## START Excerpted data

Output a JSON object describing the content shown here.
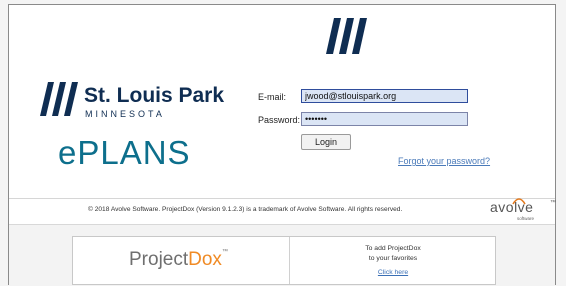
{
  "brand": {
    "name": "St. Louis Park",
    "state": "MINNESOTA",
    "product": "ePLANS"
  },
  "login_form": {
    "email_label": "E-mail:",
    "email_value": "jwood@stlouispark.org",
    "password_label": "Password:",
    "password_value": "•••••••",
    "login_label": "Login",
    "forgot_label": "Forgot your password?"
  },
  "footer": {
    "copyright": "© 2018 Avolve Software. ProjectDox (Version 9.1.2.3) is a trademark of Avolve Software. All rights reserved.",
    "avolve_word": "avolve",
    "avolve_sub": "software",
    "avolve_tm": "™"
  },
  "projectdox": {
    "logo_project": "Project",
    "logo_dox": "Dox",
    "logo_tm": "™",
    "fav_line1": "To add ProjectDox",
    "fav_line2": "to your favorites",
    "click_label": "Click here"
  },
  "colors": {
    "brand_navy": "#0f2d52",
    "eplans_teal": "#0d6f8c",
    "link_blue": "#4a7ab9",
    "field_bg": "#dbe5f5",
    "dox_orange": "#f08a24"
  }
}
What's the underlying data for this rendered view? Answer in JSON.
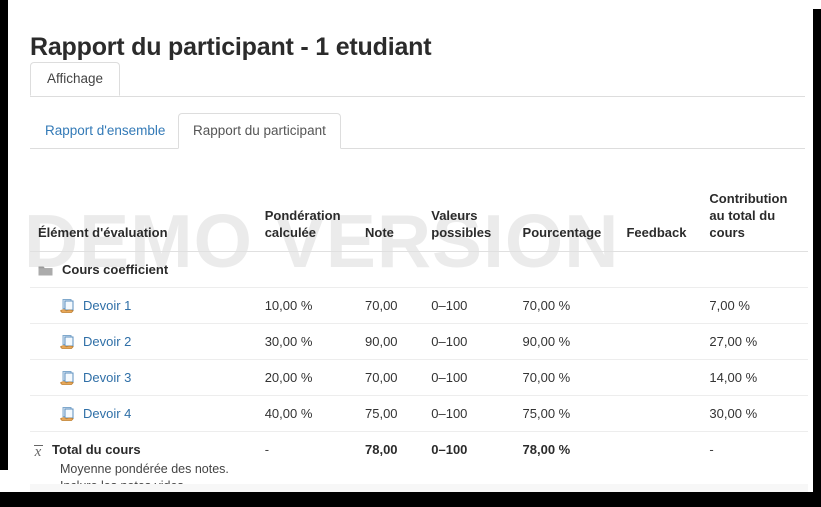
{
  "page": {
    "title": "Rapport du participant - 1 etudiant",
    "watermark": "DEMO VERSION"
  },
  "primary_tabs": [
    {
      "label": "Affichage",
      "active": true
    }
  ],
  "secondary_tabs": [
    {
      "label": "Rapport d'ensemble",
      "active": false
    },
    {
      "label": "Rapport du participant",
      "active": true
    }
  ],
  "table": {
    "headers": {
      "item": "Élément d'évaluation",
      "weight": "Pondération calculée",
      "grade": "Note",
      "range": "Valeurs possibles",
      "percentage": "Pourcentage",
      "feedback": "Feedback",
      "contribution": "Contribution au total du cours"
    },
    "category": {
      "name": "Cours coefficient",
      "icon": "folder-icon"
    },
    "rows": [
      {
        "icon": "assignment-icon",
        "name": "Devoir 1",
        "weight": "10,00 %",
        "grade": "70,00",
        "range": "0–100",
        "percentage": "70,00 %",
        "feedback": "",
        "contribution": "7,00 %"
      },
      {
        "icon": "assignment-icon",
        "name": "Devoir 2",
        "weight": "30,00 %",
        "grade": "90,00",
        "range": "0–100",
        "percentage": "90,00 %",
        "feedback": "",
        "contribution": "27,00 %"
      },
      {
        "icon": "assignment-icon",
        "name": "Devoir 3",
        "weight": "20,00 %",
        "grade": "70,00",
        "range": "0–100",
        "percentage": "70,00 %",
        "feedback": "",
        "contribution": "14,00 %"
      },
      {
        "icon": "assignment-icon",
        "name": "Devoir 4",
        "weight": "40,00 %",
        "grade": "75,00",
        "range": "0–100",
        "percentage": "75,00 %",
        "feedback": "",
        "contribution": "30,00 %"
      }
    ],
    "total": {
      "icon": "mean-icon",
      "name": "Total du cours",
      "note_line1": "Moyenne pondérée des notes.",
      "note_line2": "Inclure les notes vides.",
      "weight": "-",
      "grade": "78,00",
      "range": "0–100",
      "percentage": "78,00 %",
      "feedback": "",
      "contribution": "-"
    }
  },
  "colors": {
    "link": "#2f6fa7",
    "tab_link": "#337ab7",
    "text": "#333333",
    "heading": "#2b2b2b",
    "watermark": "#ebebeb",
    "border": "#dddddd",
    "total_bg": "#f7f7f7",
    "frame": "#000000"
  }
}
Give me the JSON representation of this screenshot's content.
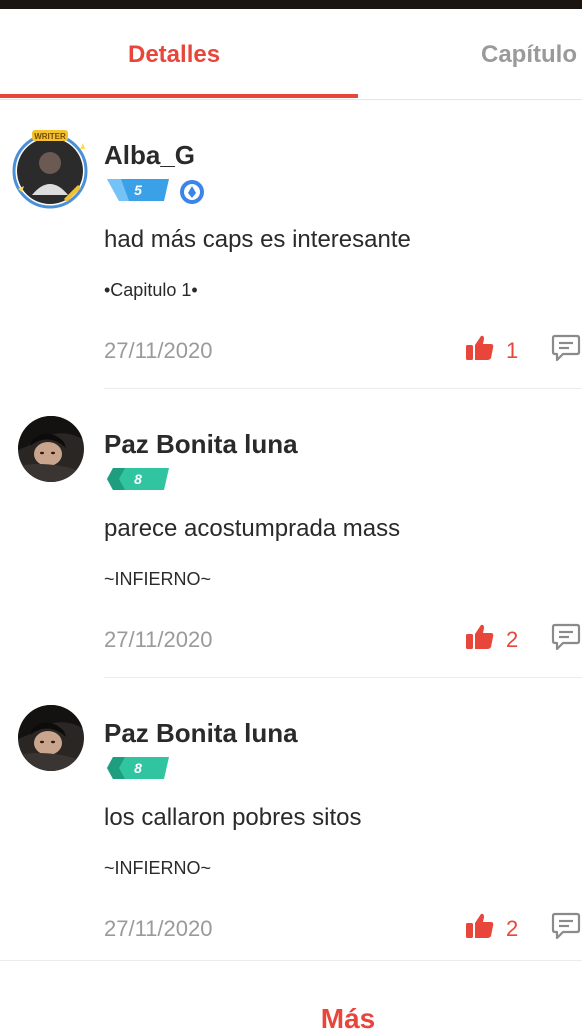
{
  "tabs": [
    {
      "label": "Detalles",
      "active": true
    },
    {
      "label": "Capítulo",
      "active": false
    }
  ],
  "accent_color": "#e8463a",
  "comments": [
    {
      "author": "Alba_G",
      "level": "5",
      "level_color": "#3aa1e8",
      "has_extra_badge": true,
      "avatar_ring_label": "WRITER",
      "text": "had más caps es interesante",
      "chapter": "•Capitulo 1•",
      "date": "27/11/2020",
      "likes": "1"
    },
    {
      "author": "Paz Bonita luna",
      "level": "8",
      "level_color": "#31c4a0",
      "has_extra_badge": false,
      "text": "parece acostumprada mass",
      "chapter": "~INFIERNO~",
      "date": "27/11/2020",
      "likes": "2"
    },
    {
      "author": "Paz Bonita luna",
      "level": "8",
      "level_color": "#31c4a0",
      "has_extra_badge": false,
      "text": "los callaron pobres sitos",
      "chapter": "~INFIERNO~",
      "date": "27/11/2020",
      "likes": "2"
    }
  ],
  "more_label": "Más"
}
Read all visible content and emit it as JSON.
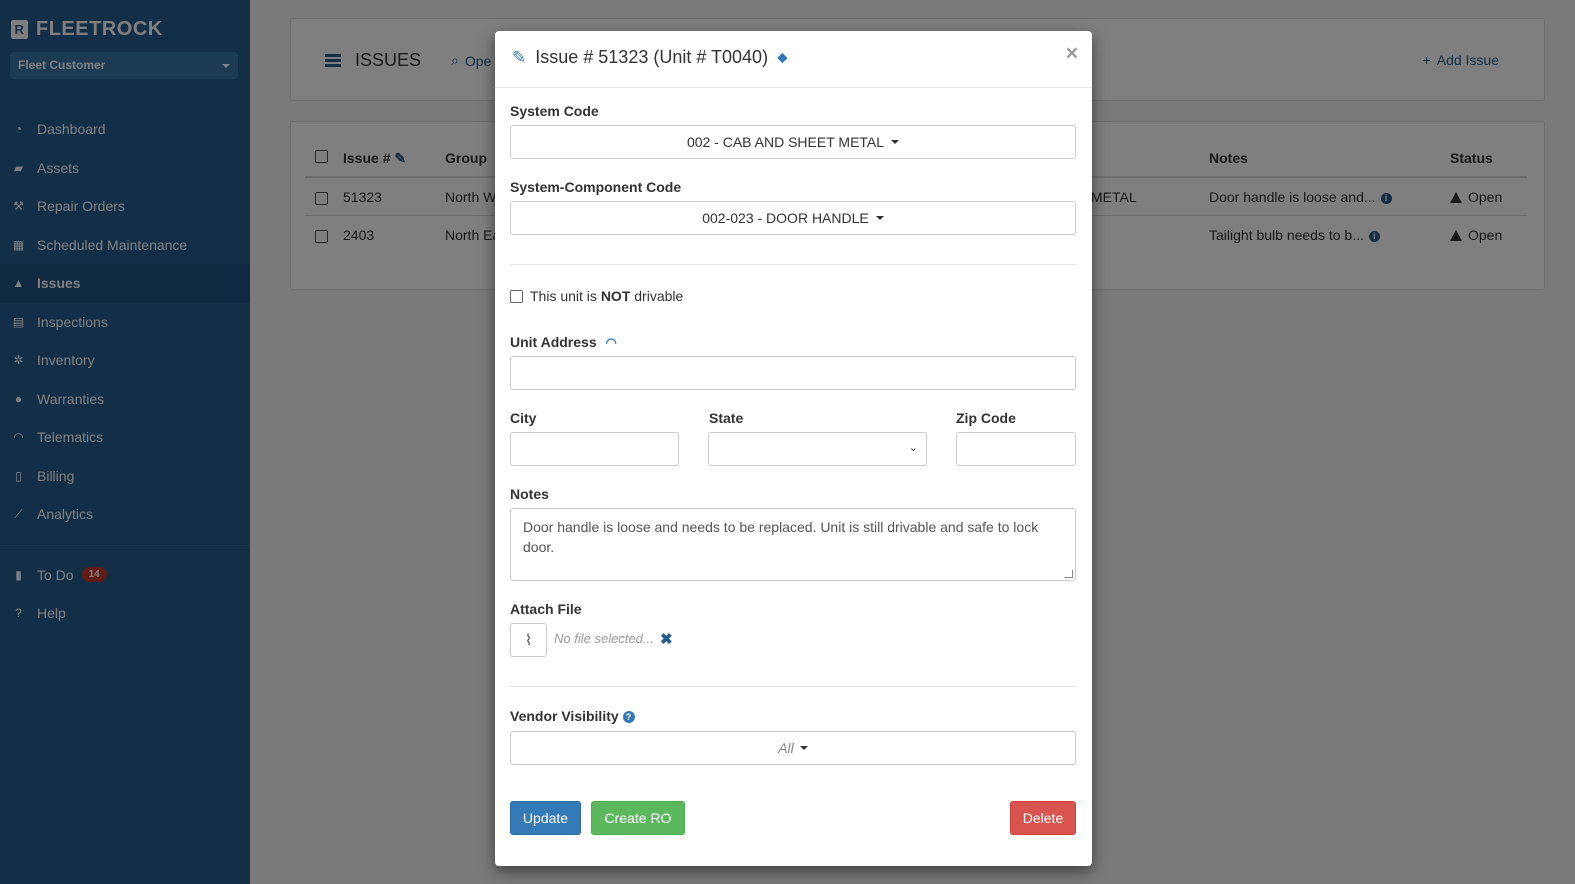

## END Excerpted data

* **What you should do**:
Leave the pictures out, and transcribe each of the records exactly.

* **Reply to the task**:
Output a JSON object describing the content shown here.
{
  "brand": {
    "name": "St. Louis Park",
    "state": "MINNESOTA",
    "product": "ePLANS"
  },
  "login_form": {
    "email_label": "E-mail:",
    "email_value": "jwood@stlouispark.org",
    "password_label": "Password:",
    "password_value": "•••••••",
    "login_label": "Login",
    "forgot_label": "Forgot your password?"
  },
  "footer": {
    "copyright": "© 2018 Avolve Software. ProjectDox (Version 9.1.2.3) is a trademark of Avolve Software. All rights reserved.",
    "avolve_word": "avolve",
    "avolve_sub": "software",
    "avolve_tm": "™"
  },
  "projectdox": {
    "logo_project": "Project",
    "logo_dox": "Dox",
    "logo_tm": "™",
    "fav_line1": "To add ProjectDox",
    "fav_line2": "to your favorites",
    "click_label": "Click here"
  },
  "colors": {
    "brand_navy": "#0f2d52",
    "eplans_teal": "#0d6f8c",
    "link_blue": "#4a7ab9",
    "field_bg": "#dbe5f5",
    "dox_orange": "#f08a24"
  }
}
What's the underlying data for this rendered view? Answer in JSON.
{
  "page": {
    "title": "Rapport du participant - 1 etudiant",
    "watermark": "DEMO VERSION"
  },
  "primary_tabs": [
    {
      "label": "Affichage",
      "active": true
    }
  ],
  "secondary_tabs": [
    {
      "label": "Rapport d'ensemble",
      "active": false
    },
    {
      "label": "Rapport du participant",
      "active": true
    }
  ],
  "table": {
    "headers": {
      "item": "Élément d'évaluation",
      "weight": "Pondération calculée",
      "grade": "Note",
      "range": "Valeurs possibles",
      "percentage": "Pourcentage",
      "feedback": "Feedback",
      "contribution": "Contribution au total du cours"
    },
    "category": {
      "name": "Cours coefficient",
      "icon": "folder-icon"
    },
    "rows": [
      {
        "icon": "assignment-icon",
        "name": "Devoir 1",
        "weight": "10,00 %",
        "grade": "70,00",
        "range": "0–100",
        "percentage": "70,00 %",
        "feedback": "",
        "contribution": "7,00 %"
      },
      {
        "icon": "assignment-icon",
        "name": "Devoir 2",
        "weight": "30,00 %",
        "grade": "90,00",
        "range": "0–100",
        "percentage": "90,00 %",
        "feedback": "",
        "contribution": "27,00 %"
      },
      {
        "icon": "assignment-icon",
        "name": "Devoir 3",
        "weight": "20,00 %",
        "grade": "70,00",
        "range": "0–100",
        "percentage": "70,00 %",
        "feedback": "",
        "contribution": "14,00 %"
      },
      {
        "icon": "assignment-icon",
        "name": "Devoir 4",
        "weight": "40,00 %",
        "grade": "75,00",
        "range": "0–100",
        "percentage": "75,00 %",
        "feedback": "",
        "contribution": "30,00 %"
      }
    ],
    "total": {
      "icon": "mean-icon",
      "name": "Total du cours",
      "note_line1": "Moyenne pondérée des notes.",
      "note_line2": "Inclure les notes vides.",
      "weight": "-",
      "grade": "78,00",
      "range": "0–100",
      "percentage": "78,00 %",
      "feedback": "",
      "contribution": "-"
    }
  },
  "colors": {
    "link": "#2f6fa7",
    "tab_link": "#337ab7",
    "text": "#333333",
    "heading": "#2b2b2b",
    "watermark": "#ebebeb",
    "border": "#dddddd",
    "total_bg": "#f7f7f7",
    "frame": "#000000"
  }
}
Give me the JSON representation of this screenshot's content.
{
  "tabs": [
    {
      "label": "Detalles",
      "active": true
    },
    {
      "label": "Capítulo",
      "active": false
    }
  ],
  "accent_color": "#e8463a",
  "comments": [
    {
      "author": "Alba_G",
      "level": "5",
      "level_color": "#3aa1e8",
      "has_extra_badge": true,
      "avatar_ring_label": "WRITER",
      "text": "had más caps es interesante",
      "chapter": "•Capitulo 1•",
      "date": "27/11/2020",
      "likes": "1"
    },
    {
      "author": "Paz Bonita luna",
      "level": "8",
      "level_color": "#31c4a0",
      "has_extra_badge": false,
      "text": "parece acostumprada mass",
      "chapter": "~INFIERNO~",
      "date": "27/11/2020",
      "likes": "2"
    },
    {
      "author": "Paz Bonita luna",
      "level": "8",
      "level_color": "#31c4a0",
      "has_extra_badge": false,
      "text": "los callaron pobres sitos",
      "chapter": "~INFIERNO~",
      "date": "27/11/2020",
      "likes": "2"
    }
  ],
  "more_label": "Más"
}
Read all visible content and emit it as JSON.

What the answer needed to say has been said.